START Data records

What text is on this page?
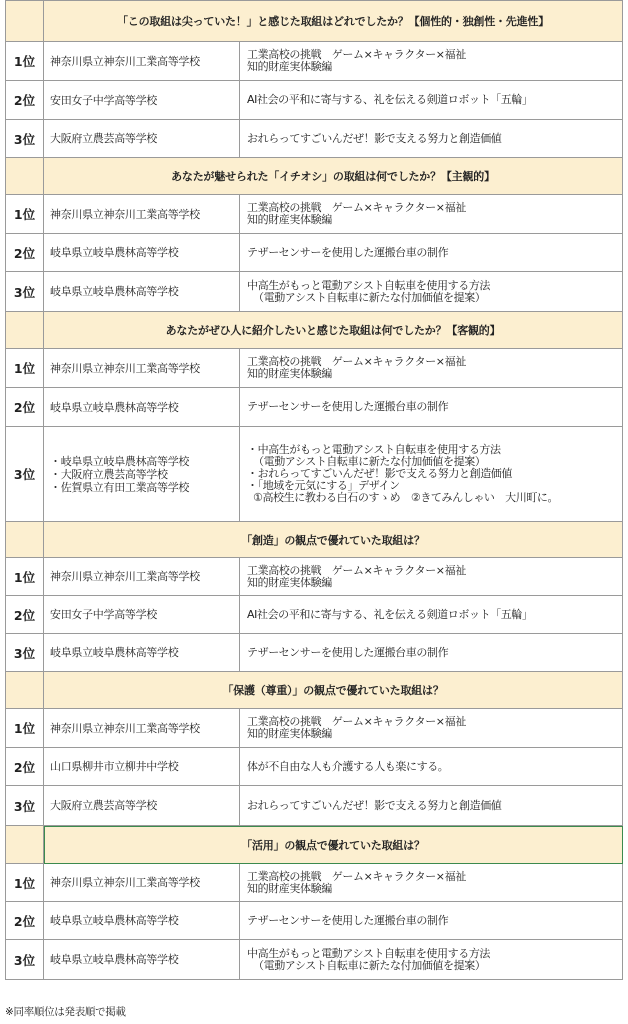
	「この取組は尖っていた！」と感じた取組はどれでしたか？【個性的・独創性・先進性】	
1位	神奈川県立神奈川工業高等学校	工業高校の挑戦　ゲーム×キャラクター×福祉
知的財産実体験編

2位	安田女子中学高等学校	AI社会の平和に寄与する、礼を伝える剣道ロボット「五輪」

3位	大阪府立農芸高等学校	おれらってすごいんだぜ！影で支える努力と創造価値

	あなたが魅せられた「イチオシ」の取組は何でしたか？【主観的】	
1位	神奈川県立神奈川工業高等学校	工業高校の挑戦　ゲーム×キャラクター×福祉
知的財産実体験編

2位	岐阜県立岐阜農林高等学校	テザーセンサーを使用した運搬台車の制作

3位	岐阜県立岐阜農林高等学校	中高生がもっと電動アシスト自転車を使用する方法
（電動アシスト自転車に新たな付加価値を提案）

	あなたがぜひ人に紹介したいと感じた取組は何でしたか？【客観的】	
1位	神奈川県立神奈川工業高等学校	工業高校の挑戦　ゲーム×キャラクター×福祉
知的財産実体験編

2位	岐阜県立岐阜農林高等学校	テザーセンサーを使用した運搬台車の制作

3位	・岐阜県立岐阜農林高等学校
・大阪府立農芸高等学校
・佐賀県立有田工業高等学校	・中高生がもっと電動アシスト自転車を使用する方法
（電動アシスト自転車に新たな付加価値を提案）
・おれらってすごいんだぜ！影で支える努力と創造価値
・「地域を元気にする」デザイン
①高校生に教わる白石のすゝめ　②きてみんしゃい　大川町に。

	「創造」の観点で優れていた取組は？	
1位	神奈川県立神奈川工業高等学校	工業高校の挑戦　ゲーム×キャラクター×福祉
知的財産実体験編

2位	安田女子中学高等学校	AI社会の平和に寄与する、礼を伝える剣道ロボット「五輪」

3位	岐阜県立岐阜農林高等学校	テザーセンサーを使用した運搬台車の制作

	「保護（尊重）」の観点で優れていた取組は？	
1位	神奈川県立神奈川工業高等学校	工業高校の挑戦　ゲーム×キャラクター×福祉
知的財産実体験編

2位	山口県柳井市立柳井中学校	体が不自由な人も介護する人も楽にする。

3位	大阪府立農芸高等学校	おれらってすごいんだぜ！影で支える努力と創造価値

	「活用」の観点で優れていた取組は？	
1位	神奈川県立神奈川工業高等学校	工業高校の挑戦　ゲーム×キャラクター×福祉
知的財産実体験編

2位	岐阜県立岐阜農林高等学校	テザーセンサーを使用した運搬台車の制作

3位	岐阜県立岐阜農林高等学校	中高生がもっと電動アシスト自転車を使用する方法
（電動アシスト自転車に新たな付加価値を提案）
※同率順位は発表順で掲載
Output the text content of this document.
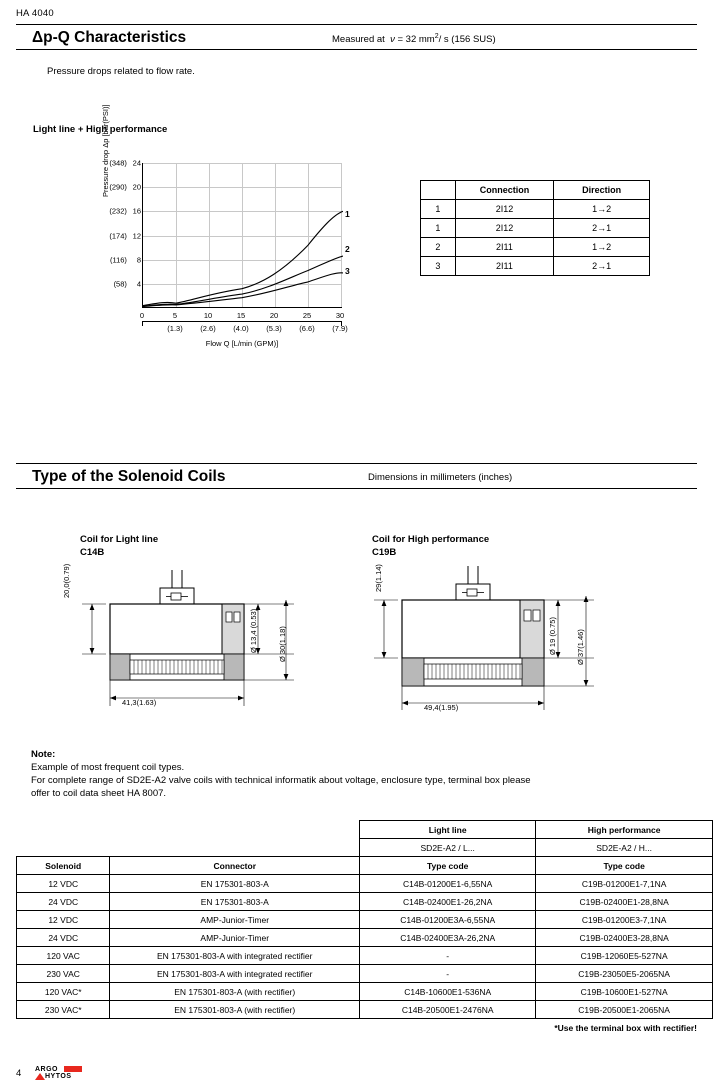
HA 4040
Δp-Q Characteristics	Measured at ν = 32 $mm^2/$ s (156 SUS)
Pressure drops related to flow rate.
Light line + High performance
(348) 24
(290) 20
(232) 16
(174) 12
(116) 8
(58) 4
Pressure drop Δp [bar(PSI)]
0	5	10	15	20	25	30
(1.3) (2.6) (4.0) (5.3) (6.6) (7.9)
Flow Q [L/min (GPM)]
1
2
3
	Connection	Direction
1	2I12	1→2
1	2I12	2→1
2	2I11	1→2
3	2I11	2→1
Type of the Solenoid Coils	Dimensions in millimeters (inches)
Coil for Light line
C14B
20,0(0.79)
Ø 13,4 (0.53)	Ø 30(1.18)
41,3(1.63)
Coil for High performance
C19B
29(1.14)
Ø 19 (0.75)	Ø 37(1.46)
49,4(1.95)
Note:
Example of most frequent coil types.
For complete range of SD2E-A2 valve coils with technical informatik about voltage, enclosure type, terminal box please
offer to coil data sheet HA 8007.
		Light line	High performance
		SD2E-A2 / L...	SD2E-A2 / H...
Solenoid	Connector	Type code	Type code
12 VDC	EN 175301-803-A	C14B-01200E1-6,55NA	C19B-01200E1-7,1NA
24 VDC	EN 175301-803-A	C14B-02400E1-26,2NA	C19B-02400E1-28,8NA
12 VDC	AMP-Junior-Timer	C14B-01200E3A-6,55NA	C19B-01200E3-7,1NA
24 VDC	AMP-Junior-Timer	C14B-02400E3A-26,2NA	C19B-02400E3-28,8NA
120 VAC	EN 175301-803-A with integrated rectifier	-	C19B-12060E5-527NA
230 VAC	EN 175301-803-A with integrated rectifier	-	C19B-23050E5-2065NA
120 VAC*	EN 175301-803-A (with rectifier)	C14B-10600E1-536NA	C19B-10600E1-527NA
230 VAC*	EN 175301-803-A (with rectifier)	C14B-20500E1-2476NA	C19B-20500E1-2065NA
*Use the terminal box with rectifier!
4 ARGO
HYTOS
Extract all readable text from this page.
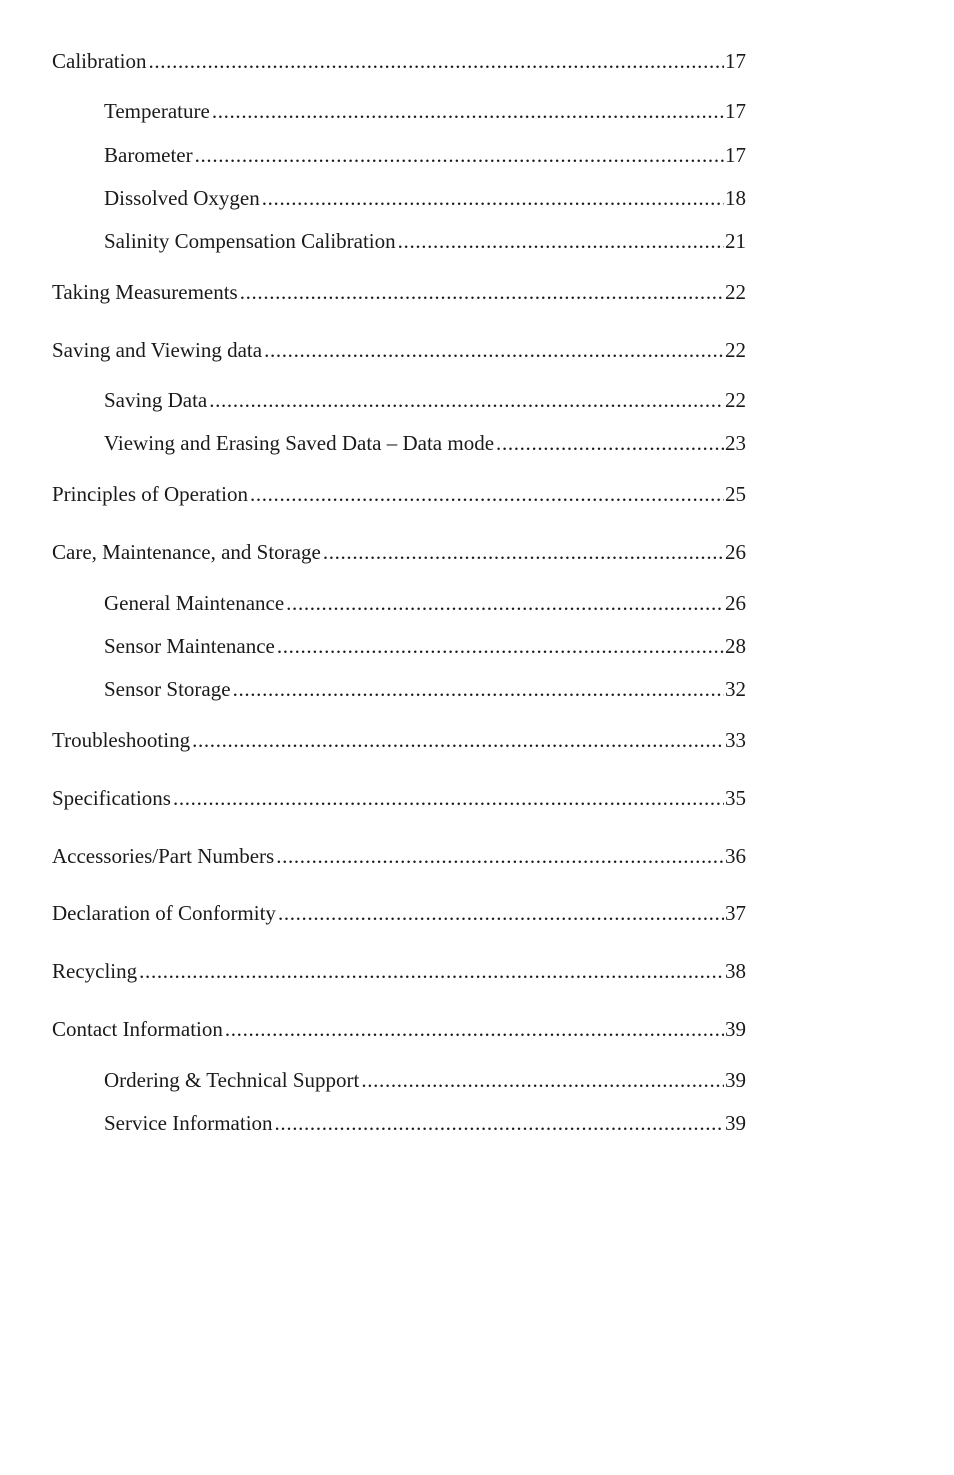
Calibration . . .	17
Temperature . . .	17
Barometer . . .	17
Dissolved Oxygen . . .	18
Salinity Compensation Calibration . . .	21
Taking Measurements . . .	22
Saving and Viewing data . . .	22
Saving Data . . .	22
Viewing and Erasing Saved Data – Data mode . . .	23
Principles of Operation . . .	25
Care, Maintenance, and Storage . . .	26
General Maintenance . . .	26
Sensor Maintenance . . .	28
Sensor Storage . . .	32
Troubleshooting . . .	33
Specifications . . .	35
Accessories/Part Numbers . . .	36
Declaration of Conformity . . .	37
Recycling . . .	38
Contact Information . . .	39
Ordering & Technical Support . . .	39
Service Information . . .	39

END Data records

(Stated goal): Can you repeat every record above exactly, apart from the pictures?

(Final answer):
What text is on this page?
	「この取組は尖っていた！」と感じた取組はどれでしたか？【個性的・独創性・先進性】	
1位	神奈川県立神奈川工業高等学校	工業高校の挑戦　ゲーム×キャラクター×福祉
知的財産実体験編

2位	安田女子中学高等学校	AI社会の平和に寄与する、礼を伝える剣道ロボット「五輪」

3位	大阪府立農芸高等学校	おれらってすごいんだぜ！影で支える努力と創造価値

	あなたが魅せられた「イチオシ」の取組は何でしたか？【主観的】	
1位	神奈川県立神奈川工業高等学校	工業高校の挑戦　ゲーム×キャラクター×福祉
知的財産実体験編

2位	岐阜県立岐阜農林高等学校	テザーセンサーを使用した運搬台車の制作

3位	岐阜県立岐阜農林高等学校	中高生がもっと電動アシスト自転車を使用する方法
（電動アシスト自転車に新たな付加価値を提案）

	あなたがぜひ人に紹介したいと感じた取組は何でしたか？【客観的】	
1位	神奈川県立神奈川工業高等学校	工業高校の挑戦　ゲーム×キャラクター×福祉
知的財産実体験編

2位	岐阜県立岐阜農林高等学校	テザーセンサーを使用した運搬台車の制作

3位	・岐阜県立岐阜農林高等学校
・大阪府立農芸高等学校
・佐賀県立有田工業高等学校	・中高生がもっと電動アシスト自転車を使用する方法
（電動アシスト自転車に新たな付加価値を提案）
・おれらってすごいんだぜ！影で支える努力と創造価値
・「地域を元気にする」デザイン
①高校生に教わる白石のすゝめ　②きてみんしゃい　大川町に。

	「創造」の観点で優れていた取組は？	
1位	神奈川県立神奈川工業高等学校	工業高校の挑戦　ゲーム×キャラクター×福祉
知的財産実体験編

2位	安田女子中学高等学校	AI社会の平和に寄与する、礼を伝える剣道ロボット「五輪」

3位	岐阜県立岐阜農林高等学校	テザーセンサーを使用した運搬台車の制作

	「保護（尊重）」の観点で優れていた取組は？	
1位	神奈川県立神奈川工業高等学校	工業高校の挑戦　ゲーム×キャラクター×福祉
知的財産実体験編

2位	山口県柳井市立柳井中学校	体が不自由な人も介護する人も楽にする。

3位	大阪府立農芸高等学校	おれらってすごいんだぜ！影で支える努力と創造価値

	「活用」の観点で優れていた取組は？	
1位	神奈川県立神奈川工業高等学校	工業高校の挑戦　ゲーム×キャラクター×福祉
知的財産実体験編

2位	岐阜県立岐阜農林高等学校	テザーセンサーを使用した運搬台車の制作

3位	岐阜県立岐阜農林高等学校	中高生がもっと電動アシスト自転車を使用する方法
（電動アシスト自転車に新たな付加価値を提案）
※同率順位は発表順で掲載
Output the text content of this document.
HA 4040
Δp-Q Characteristics	Measured at ν = 32 $mm^2/$ s (156 SUS)
Pressure drops related to flow rate.
Light line + High performance
(348) 24
(290) 20
(232) 16
(174) 12
(116) 8
(58) 4
Pressure drop Δp [bar(PSI)]
0	5	10	15	20	25	30
(1.3) (2.6) (4.0) (5.3) (6.6) (7.9)
Flow Q [L/min (GPM)]
1
2
3
	Connection	Direction
1	2I12	1→2
1	2I12	2→1
2	2I11	1→2
3	2I11	2→1
Type of the Solenoid Coils	Dimensions in millimeters (inches)
Coil for Light line
C14B
20,0(0.79)
Ø 13,4 (0.53)	Ø 30(1.18)
41,3(1.63)
Coil for High performance
C19B
29(1.14)
Ø 19 (0.75)	Ø 37(1.46)
49,4(1.95)
Note:
Example of most frequent coil types.
For complete range of SD2E-A2 valve coils with technical informatik about voltage, enclosure type, terminal box please
offer to coil data sheet HA 8007.
		Light line	High performance
		SD2E-A2 / L...	SD2E-A2 / H...
Solenoid	Connector	Type code	Type code
12 VDC	EN 175301-803-A	C14B-01200E1-6,55NA	C19B-01200E1-7,1NA
24 VDC	EN 175301-803-A	C14B-02400E1-26,2NA	C19B-02400E1-28,8NA
12 VDC	AMP-Junior-Timer	C14B-01200E3A-6,55NA	C19B-01200E3-7,1NA
24 VDC	AMP-Junior-Timer	C14B-02400E3A-26,2NA	C19B-02400E3-28,8NA
120 VAC	EN 175301-803-A with integrated rectifier	-	C19B-12060E5-527NA
230 VAC	EN 175301-803-A with integrated rectifier	-	C19B-23050E5-2065NA
120 VAC*	EN 175301-803-A (with rectifier)	C14B-10600E1-536NA	C19B-10600E1-527NA
230 VAC*	EN 175301-803-A (with rectifier)	C14B-20500E1-2476NA	C19B-20500E1-2065NA
*Use the terminal box with rectifier!
4 ARGO
HYTOS
Extract all readable text from this page.
Calibration . . .	17
Temperature . . .	17
Barometer . . .	17
Dissolved Oxygen . . .	18
Salinity Compensation Calibration . . .	21
Taking Measurements . . .	22
Saving and Viewing data . . .	22
Saving Data . . .	22
Viewing and Erasing Saved Data – Data mode . . .	23
Principles of Operation . . .	25
Care, Maintenance, and Storage . . .	26
General Maintenance . . .	26
Sensor Maintenance . . .	28
Sensor Storage . . .	32
Troubleshooting . . .	33
Specifications . . .	35
Accessories/Part Numbers . . .	36
Declaration of Conformity . . .	37
Recycling . . .	38
Contact Information . . .	39
Ordering & Technical Support . . .	39
Service Information . . .	39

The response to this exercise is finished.